YOUR INSTRUCTIONS.
Reproduce the entries in full, with no changes.

Dataset rows about figures:

○ ○ ○ ○ ○

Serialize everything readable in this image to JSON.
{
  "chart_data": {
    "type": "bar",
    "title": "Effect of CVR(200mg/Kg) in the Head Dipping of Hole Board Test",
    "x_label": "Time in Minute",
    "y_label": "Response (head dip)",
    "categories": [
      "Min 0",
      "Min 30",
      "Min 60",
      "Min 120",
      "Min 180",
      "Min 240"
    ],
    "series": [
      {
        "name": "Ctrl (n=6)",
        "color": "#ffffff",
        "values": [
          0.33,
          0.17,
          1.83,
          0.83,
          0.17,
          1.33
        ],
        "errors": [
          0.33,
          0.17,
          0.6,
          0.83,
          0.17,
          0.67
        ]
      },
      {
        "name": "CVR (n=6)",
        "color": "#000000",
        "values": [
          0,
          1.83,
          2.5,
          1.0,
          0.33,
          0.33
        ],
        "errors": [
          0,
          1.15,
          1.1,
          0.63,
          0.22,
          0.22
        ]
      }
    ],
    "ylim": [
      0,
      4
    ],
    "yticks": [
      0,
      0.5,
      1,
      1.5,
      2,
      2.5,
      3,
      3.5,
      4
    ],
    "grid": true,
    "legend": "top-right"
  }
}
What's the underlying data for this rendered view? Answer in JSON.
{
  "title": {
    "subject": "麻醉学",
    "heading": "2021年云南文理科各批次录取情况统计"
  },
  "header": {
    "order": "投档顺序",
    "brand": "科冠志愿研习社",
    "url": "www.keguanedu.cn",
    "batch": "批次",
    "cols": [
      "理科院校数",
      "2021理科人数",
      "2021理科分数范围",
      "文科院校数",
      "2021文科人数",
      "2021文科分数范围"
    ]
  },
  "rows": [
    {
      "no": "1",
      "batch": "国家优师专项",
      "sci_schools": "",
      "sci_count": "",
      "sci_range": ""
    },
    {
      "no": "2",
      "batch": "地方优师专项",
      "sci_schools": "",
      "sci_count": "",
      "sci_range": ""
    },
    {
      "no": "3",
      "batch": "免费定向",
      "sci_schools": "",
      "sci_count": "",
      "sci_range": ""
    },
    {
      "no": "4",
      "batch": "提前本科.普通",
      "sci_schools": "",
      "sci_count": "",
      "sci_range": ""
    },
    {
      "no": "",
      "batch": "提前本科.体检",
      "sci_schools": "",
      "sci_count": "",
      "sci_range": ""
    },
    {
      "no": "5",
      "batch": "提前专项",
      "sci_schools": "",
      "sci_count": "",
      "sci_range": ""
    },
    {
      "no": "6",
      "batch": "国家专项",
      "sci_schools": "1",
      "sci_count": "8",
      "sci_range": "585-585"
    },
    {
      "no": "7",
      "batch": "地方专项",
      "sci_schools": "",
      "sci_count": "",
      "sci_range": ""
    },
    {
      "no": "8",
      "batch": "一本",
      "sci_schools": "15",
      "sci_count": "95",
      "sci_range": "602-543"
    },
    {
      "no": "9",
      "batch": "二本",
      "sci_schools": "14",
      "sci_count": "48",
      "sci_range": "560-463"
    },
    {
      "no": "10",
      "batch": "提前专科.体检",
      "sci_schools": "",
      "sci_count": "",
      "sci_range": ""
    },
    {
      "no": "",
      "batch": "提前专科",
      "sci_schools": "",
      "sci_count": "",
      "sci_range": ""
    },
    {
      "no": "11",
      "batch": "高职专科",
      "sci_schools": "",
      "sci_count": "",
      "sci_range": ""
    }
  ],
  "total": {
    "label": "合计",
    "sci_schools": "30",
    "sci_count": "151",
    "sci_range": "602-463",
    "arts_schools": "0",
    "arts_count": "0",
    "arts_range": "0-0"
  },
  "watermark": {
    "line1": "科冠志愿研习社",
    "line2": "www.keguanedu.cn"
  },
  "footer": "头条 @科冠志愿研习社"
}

○ ○ ○ ○ ○

WRITTEN REPLY.
Serialize everything readable in this image to JSON.
{
  "chart_data": {
    "type": "bar",
    "title": "Effect of CVR(200mg/Kg) in the Head Dipping of Hole Board Test",
    "x_label": "Time in Minute",
    "y_label": "Response (head dip)",
    "categories": [
      "Min 0",
      "Min 30",
      "Min 60",
      "Min 120",
      "Min 180",
      "Min 240"
    ],
    "series": [
      {
        "name": "Ctrl (n=6)",
        "color": "#ffffff",
        "values": [
          0.33,
          0.17,
          1.83,
          0.83,
          0.17,
          1.33
        ],
        "errors": [
          0.33,
          0.17,
          0.6,
          0.83,
          0.17,
          0.67
        ]
      },
      {
        "name": "CVR (n=6)",
        "color": "#000000",
        "values": [
          0,
          1.83,
          2.5,
          1.0,
          0.33,
          0.33
        ],
        "errors": [
          0,
          1.15,
          1.1,
          0.63,
          0.22,
          0.22
        ]
      }
    ],
    "ylim": [
      0,
      4
    ],
    "yticks": [
      0,
      0.5,
      1,
      1.5,
      2,
      2.5,
      3,
      3.5,
      4
    ],
    "grid": true,
    "legend": "top-right"
  }
}
What's the underlying data for this rendered view? Answer in JSON.
{
  "title": {
    "subject": "麻醉学",
    "heading": "2021年云南文理科各批次录取情况统计"
  },
  "header": {
    "order": "投档顺序",
    "brand": "科冠志愿研习社",
    "url": "www.keguanedu.cn",
    "batch": "批次",
    "cols": [
      "理科院校数",
      "2021理科人数",
      "2021理科分数范围",
      "文科院校数",
      "2021文科人数",
      "2021文科分数范围"
    ]
  },
  "rows": [
    {
      "no": "1",
      "batch": "国家优师专项",
      "sci_schools": "",
      "sci_count": "",
      "sci_range": ""
    },
    {
      "no": "2",
      "batch": "地方优师专项",
      "sci_schools": "",
      "sci_count": "",
      "sci_range": ""
    },
    {
      "no": "3",
      "batch": "免费定向",
      "sci_schools": "",
      "sci_count": "",
      "sci_range": ""
    },
    {
      "no": "4",
      "batch": "提前本科.普通",
      "sci_schools": "",
      "sci_count": "",
      "sci_range": ""
    },
    {
      "no": "",
      "batch": "提前本科.体检",
      "sci_schools": "",
      "sci_count": "",
      "sci_range": ""
    },
    {
      "no": "5",
      "batch": "提前专项",
      "sci_schools": "",
      "sci_count": "",
      "sci_range": ""
    },
    {
      "no": "6",
      "batch": "国家专项",
      "sci_schools": "1",
      "sci_count": "8",
      "sci_range": "585-585"
    },
    {
      "no": "7",
      "batch": "地方专项",
      "sci_schools": "",
      "sci_count": "",
      "sci_range": ""
    },
    {
      "no": "8",
      "batch": "一本",
      "sci_schools": "15",
      "sci_count": "95",
      "sci_range": "602-543"
    },
    {
      "no": "9",
      "batch": "二本",
      "sci_schools": "14",
      "sci_count": "48",
      "sci_range": "560-463"
    },
    {
      "no": "10",
      "batch": "提前专科.体检",
      "sci_schools": "",
      "sci_count": "",
      "sci_range": ""
    },
    {
      "no": "",
      "batch": "提前专科",
      "sci_schools": "",
      "sci_count": "",
      "sci_range": ""
    },
    {
      "no": "11",
      "batch": "高职专科",
      "sci_schools": "",
      "sci_count": "",
      "sci_range": ""
    }
  ],
  "total": {
    "label": "合计",
    "sci_schools": "30",
    "sci_count": "151",
    "sci_range": "602-463",
    "arts_schools": "0",
    "arts_count": "0",
    "arts_range": "0-0"
  },
  "watermark": {
    "line1": "科冠志愿研习社",
    "line2": "www.keguanedu.cn"
  },
  "footer": "头条 @科冠志愿研习社"
}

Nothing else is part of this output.